**PASSAGE SHOWN:**
--- BEGIN ---

Teaching Differences between South Korea and USA
Lisa Vinish, a Reach To Teach teacher from Alberta, Canada, recently had a chance to sit down with her employer in South Korea to get her thoughts on educational differences between Korean and US schools. Lisa’s first teaching job was teaching with EPIK in 2010, but now she teaches at a private Montessori kindergarten. The person she interviewed for this piece is her current employer, who lived and taught in the US for nearly two decades and has been running her own school in Korea now for about five years. Her employer has a lot of insight and Lisa thought it would be a good idea to share what she has to say with a wider audience.
How many years did you live and teach in the United States?
I lived in the US for just under 18 years. I moved there in middle school and stayed throughout high school, University, and started a career in early childhood education. I had five years of teaching experience in a Montessori education system before moving back to Korea.
Can you briefly describe the Montessori education philosophy?
It’s very difficult to explain traditional Montessori philosophy in a nutshell, but basically it centers on respecting the child’s independence and natural process of learning. Self-discovery is key. The educator creates a hands-on environment in which the child is free to explore. Learning occurs through the handling of materials and not necessarily through direct teacher-student instruction. These materials, or jobs, are carefully prepared and each one has a specific purpose in contributing to a child’s physical and psychological development.
Does the Montessori model work in Korea?
I think the traditional model doesn’t work well because it doesn’t mesh well with the culture. Parents will initially embrace Montessori schools because it is a new concept to them, and anything new is trendy. However, after a couple of years the novelty and enthusiasm wanes. In the first couple of years, my school constantly had new enrollments. But these days it’s been more of a battle to sign up new students. Also, the Montessori approach encourages individualism. Korean culture does not embrace individualism so I think that’s another reason traditional Montessori schools do not take off like regular kindergartens or hagwons.

--- END ---

**CHALLENGES:**
(A) How would you render this sentence from the interview on teaching in South Korea and the US in Spanish: "The educator creates a hands-on environment in which the child is free to explore."?
(B) Can you carry the interview on teaching in South Korea and the US forward, starting right after its final sentence?

(Annotated element entries)

--- BEGIN ---

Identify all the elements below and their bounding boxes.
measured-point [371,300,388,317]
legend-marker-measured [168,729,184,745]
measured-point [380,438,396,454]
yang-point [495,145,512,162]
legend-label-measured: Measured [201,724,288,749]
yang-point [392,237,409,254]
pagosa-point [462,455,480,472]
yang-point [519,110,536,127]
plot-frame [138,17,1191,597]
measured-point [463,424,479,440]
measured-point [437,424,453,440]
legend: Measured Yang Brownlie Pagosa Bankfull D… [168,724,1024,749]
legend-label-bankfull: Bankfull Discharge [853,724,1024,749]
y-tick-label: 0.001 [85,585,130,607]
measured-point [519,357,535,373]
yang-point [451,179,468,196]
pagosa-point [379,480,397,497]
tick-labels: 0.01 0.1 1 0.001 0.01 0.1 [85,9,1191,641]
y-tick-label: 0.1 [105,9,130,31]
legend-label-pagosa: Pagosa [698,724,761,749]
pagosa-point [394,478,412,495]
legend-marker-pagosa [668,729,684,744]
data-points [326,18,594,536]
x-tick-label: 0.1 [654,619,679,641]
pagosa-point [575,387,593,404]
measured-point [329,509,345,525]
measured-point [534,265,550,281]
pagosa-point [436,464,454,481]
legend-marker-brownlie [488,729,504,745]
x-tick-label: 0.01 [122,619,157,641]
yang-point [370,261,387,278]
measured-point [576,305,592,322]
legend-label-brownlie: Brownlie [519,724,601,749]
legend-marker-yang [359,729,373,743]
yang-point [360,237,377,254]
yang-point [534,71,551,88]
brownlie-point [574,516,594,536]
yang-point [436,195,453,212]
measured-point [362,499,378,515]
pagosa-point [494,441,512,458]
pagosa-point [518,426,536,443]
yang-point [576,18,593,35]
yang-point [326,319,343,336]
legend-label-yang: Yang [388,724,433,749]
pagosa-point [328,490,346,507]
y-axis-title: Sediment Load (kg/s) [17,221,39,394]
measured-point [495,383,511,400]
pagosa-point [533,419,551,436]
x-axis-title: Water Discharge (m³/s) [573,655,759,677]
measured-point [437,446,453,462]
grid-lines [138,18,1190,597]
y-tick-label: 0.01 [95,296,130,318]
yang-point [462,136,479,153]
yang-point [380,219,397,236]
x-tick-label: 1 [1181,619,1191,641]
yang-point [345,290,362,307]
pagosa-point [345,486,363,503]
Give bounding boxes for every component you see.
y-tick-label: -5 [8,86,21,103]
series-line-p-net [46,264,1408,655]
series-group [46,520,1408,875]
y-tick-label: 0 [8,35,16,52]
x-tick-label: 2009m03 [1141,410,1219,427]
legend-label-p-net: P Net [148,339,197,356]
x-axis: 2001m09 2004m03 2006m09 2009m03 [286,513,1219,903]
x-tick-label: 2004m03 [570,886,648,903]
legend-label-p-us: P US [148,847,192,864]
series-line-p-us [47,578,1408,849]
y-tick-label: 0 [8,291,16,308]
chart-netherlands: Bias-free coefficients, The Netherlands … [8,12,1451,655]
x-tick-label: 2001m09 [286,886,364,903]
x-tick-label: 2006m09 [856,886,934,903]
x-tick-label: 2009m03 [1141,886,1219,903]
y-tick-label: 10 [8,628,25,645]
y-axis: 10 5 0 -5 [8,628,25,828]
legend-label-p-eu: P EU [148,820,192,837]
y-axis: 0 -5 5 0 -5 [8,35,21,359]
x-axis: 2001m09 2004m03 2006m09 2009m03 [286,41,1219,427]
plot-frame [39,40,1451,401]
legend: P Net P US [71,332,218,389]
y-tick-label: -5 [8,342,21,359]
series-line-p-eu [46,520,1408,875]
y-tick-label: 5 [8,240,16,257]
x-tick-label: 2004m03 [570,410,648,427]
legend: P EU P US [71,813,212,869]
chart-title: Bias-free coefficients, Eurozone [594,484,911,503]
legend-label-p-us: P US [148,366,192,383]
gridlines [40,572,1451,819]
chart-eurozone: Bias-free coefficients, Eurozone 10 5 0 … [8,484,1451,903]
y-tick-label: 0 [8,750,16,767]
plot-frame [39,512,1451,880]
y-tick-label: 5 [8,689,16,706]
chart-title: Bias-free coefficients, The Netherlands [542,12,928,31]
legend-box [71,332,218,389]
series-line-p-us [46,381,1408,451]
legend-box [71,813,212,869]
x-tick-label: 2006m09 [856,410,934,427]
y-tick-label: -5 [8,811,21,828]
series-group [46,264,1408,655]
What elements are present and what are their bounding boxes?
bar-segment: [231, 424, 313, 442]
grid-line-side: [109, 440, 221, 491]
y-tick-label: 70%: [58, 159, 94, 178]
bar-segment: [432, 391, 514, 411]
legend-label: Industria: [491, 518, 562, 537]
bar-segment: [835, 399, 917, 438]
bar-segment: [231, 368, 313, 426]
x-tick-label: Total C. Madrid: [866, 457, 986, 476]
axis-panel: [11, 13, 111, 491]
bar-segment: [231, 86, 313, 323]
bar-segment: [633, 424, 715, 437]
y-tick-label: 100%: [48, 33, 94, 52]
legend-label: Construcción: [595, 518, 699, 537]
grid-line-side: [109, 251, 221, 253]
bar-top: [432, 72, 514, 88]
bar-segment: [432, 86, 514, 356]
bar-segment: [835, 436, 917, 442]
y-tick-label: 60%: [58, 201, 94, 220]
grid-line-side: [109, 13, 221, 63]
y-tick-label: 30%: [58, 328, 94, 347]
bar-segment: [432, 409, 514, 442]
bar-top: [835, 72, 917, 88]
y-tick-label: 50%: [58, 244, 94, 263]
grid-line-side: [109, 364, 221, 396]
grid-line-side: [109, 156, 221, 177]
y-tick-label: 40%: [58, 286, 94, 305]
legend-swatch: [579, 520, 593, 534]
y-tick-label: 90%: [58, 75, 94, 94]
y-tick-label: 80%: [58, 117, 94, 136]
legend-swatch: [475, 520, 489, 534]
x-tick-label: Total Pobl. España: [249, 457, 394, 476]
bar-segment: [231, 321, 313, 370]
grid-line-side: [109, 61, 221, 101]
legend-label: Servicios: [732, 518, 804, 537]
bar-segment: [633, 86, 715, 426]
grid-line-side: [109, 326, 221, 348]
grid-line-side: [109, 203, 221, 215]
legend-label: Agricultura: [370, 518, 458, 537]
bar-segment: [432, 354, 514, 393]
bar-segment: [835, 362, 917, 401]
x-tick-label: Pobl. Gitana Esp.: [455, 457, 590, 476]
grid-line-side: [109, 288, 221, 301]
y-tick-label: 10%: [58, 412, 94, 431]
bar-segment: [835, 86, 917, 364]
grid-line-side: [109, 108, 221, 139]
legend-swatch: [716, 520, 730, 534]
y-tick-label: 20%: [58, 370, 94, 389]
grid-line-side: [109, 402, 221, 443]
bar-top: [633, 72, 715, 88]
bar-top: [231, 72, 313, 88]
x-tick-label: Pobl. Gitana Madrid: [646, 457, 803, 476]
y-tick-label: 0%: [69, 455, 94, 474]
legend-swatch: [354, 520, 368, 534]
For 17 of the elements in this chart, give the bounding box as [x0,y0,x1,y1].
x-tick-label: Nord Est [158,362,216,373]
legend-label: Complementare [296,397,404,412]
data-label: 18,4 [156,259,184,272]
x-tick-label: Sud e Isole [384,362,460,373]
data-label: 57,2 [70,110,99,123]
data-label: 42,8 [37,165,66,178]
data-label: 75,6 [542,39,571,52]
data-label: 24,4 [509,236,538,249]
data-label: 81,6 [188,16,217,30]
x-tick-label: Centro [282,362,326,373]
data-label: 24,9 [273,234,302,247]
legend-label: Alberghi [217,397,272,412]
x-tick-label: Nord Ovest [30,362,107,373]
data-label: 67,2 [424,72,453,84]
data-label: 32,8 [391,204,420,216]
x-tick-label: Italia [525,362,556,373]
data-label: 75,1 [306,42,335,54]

--- END ---

**RESULTS FOR THE EXERCISE:**
(A) El educador crea un entorno práctico en el que el niño es libre de explorar.

(B)
What do you think are the main differences between American and Korean learning and education styles?
To me, they are total opposites. But I do want to emphasize that I’m basing this judgment on my own personal experience as an educator. That being said, in the US learning is considered to be a long process of development. It incorporates methods of learning that trigger a child’s five senses. There is no strong push for studying around the clock, at least not until high school and University. The focus of early childhood education is learning through play, and it’s important to make mistakes and learn from them.
In Korea studying is pushed from an early age and learning through play is simply not considered learning. I’d say the push for education becomes very evident to the student by second or third grade. Learning isn’t seen as a slow and nurtured development process. Rather, the goal of the parent is for his/her child to “get it”, the faster the better, and the only way this can be achieved is to make sure academics are the focus of the child’s life. There is little flexibility in their schedule for play or fun extracurricular activities. Most Korean kids attend hagwons after school (which are private academies focused on one or two particular subject areas). These hagwons are not just for school age children. Some parents of 4 and 5 year olds will have their kids registered in 3 or 4 different hagwons, ostensibly to get a “head start” in education. Some parents push their kids because it is trendy to do so. It’s not uncommon for parents to register their child in a hagwon simply because “so and so’s” child is registered.
In what ways are American and Korean students different?
In the US, my students had so much confidence. Even if they didn’t have the ability to do something, they at least had the confidence to try. In Korea, kids are generally more stressed out. I notice it in their body language; their shoulders are slouched instead of straight, and their gaze is fixed to the ground. They were never encouraged to make mistakes, quite the opposite in fact. Mistakes are to be avoided as they are a sign of failure. They’re afraid of getting an answer wrong on the first attempt; therefore, they don’t try. It’s very difficult and sad as an educator to see this. That’s why we need to try to lift them up and remind them that the word “mistake” means opportunity, and is not synonymous with failure.
Tell me about your experiences interacting with American and Korean parents. Do they have similar expectations?
In America, my students’ parents were interested in knowing how their child was developing socially, behaviorally, and then academically. Whereas in Korea, the parents show more concern with how their child is performing academically. The biggest complaint of Korean parents is that I’m not pushing their kids hard enough academically. Again, it’s the mindset that learning is not a long process of development, but rather, a light bulb turning on resulting in the sudden mastering of reading, writing, speaking, and listening.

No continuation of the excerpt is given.